What to produce
Copy each line in which the string "Price" occurs.

Material provided

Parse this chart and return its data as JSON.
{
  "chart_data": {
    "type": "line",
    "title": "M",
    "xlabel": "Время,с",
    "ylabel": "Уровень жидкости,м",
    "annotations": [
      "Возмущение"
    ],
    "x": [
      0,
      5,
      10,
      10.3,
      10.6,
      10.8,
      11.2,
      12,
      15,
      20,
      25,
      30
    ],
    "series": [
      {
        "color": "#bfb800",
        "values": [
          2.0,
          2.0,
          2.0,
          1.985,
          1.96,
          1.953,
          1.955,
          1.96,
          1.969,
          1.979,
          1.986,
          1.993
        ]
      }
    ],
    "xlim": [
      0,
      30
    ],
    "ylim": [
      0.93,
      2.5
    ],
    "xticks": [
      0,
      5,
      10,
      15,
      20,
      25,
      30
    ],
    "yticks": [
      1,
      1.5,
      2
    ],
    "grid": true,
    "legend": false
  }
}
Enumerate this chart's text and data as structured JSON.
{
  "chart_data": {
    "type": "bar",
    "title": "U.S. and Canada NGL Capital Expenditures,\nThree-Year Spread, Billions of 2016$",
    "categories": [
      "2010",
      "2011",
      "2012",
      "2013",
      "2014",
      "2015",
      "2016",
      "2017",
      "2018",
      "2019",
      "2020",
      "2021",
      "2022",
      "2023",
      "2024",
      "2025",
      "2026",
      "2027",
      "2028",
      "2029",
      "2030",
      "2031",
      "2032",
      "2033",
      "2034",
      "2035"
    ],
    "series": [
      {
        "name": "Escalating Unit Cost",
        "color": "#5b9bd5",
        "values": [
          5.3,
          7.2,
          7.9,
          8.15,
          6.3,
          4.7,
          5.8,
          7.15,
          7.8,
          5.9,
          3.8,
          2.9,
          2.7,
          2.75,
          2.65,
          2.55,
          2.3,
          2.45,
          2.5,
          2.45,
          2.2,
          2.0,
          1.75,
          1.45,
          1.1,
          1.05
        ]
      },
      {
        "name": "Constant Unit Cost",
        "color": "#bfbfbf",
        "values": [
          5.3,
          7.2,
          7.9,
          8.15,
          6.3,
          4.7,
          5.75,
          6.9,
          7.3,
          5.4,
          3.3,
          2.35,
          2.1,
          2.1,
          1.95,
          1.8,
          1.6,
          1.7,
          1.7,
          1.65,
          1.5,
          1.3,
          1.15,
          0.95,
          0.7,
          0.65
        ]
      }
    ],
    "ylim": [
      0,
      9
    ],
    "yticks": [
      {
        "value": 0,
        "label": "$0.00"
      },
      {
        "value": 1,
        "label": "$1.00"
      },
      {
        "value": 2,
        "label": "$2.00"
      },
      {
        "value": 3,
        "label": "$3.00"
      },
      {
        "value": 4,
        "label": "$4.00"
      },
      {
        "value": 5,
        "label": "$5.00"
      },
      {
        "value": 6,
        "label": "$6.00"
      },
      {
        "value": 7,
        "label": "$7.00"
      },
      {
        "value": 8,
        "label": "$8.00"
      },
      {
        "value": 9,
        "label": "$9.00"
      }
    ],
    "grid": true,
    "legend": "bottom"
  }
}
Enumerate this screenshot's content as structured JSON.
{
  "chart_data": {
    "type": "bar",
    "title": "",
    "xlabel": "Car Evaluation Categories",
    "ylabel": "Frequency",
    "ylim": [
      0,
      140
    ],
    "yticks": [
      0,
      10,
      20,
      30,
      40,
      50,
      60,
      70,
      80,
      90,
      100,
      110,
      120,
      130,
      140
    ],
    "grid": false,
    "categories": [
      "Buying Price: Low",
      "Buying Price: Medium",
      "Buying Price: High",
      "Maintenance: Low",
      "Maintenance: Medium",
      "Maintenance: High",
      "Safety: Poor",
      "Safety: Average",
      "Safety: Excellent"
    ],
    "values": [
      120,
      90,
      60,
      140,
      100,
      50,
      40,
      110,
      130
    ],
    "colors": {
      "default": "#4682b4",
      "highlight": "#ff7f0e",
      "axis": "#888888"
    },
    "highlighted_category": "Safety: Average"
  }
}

Output below
      "Buying Price: Low",
      "Buying Price: Medium",
      "Buying Price: High",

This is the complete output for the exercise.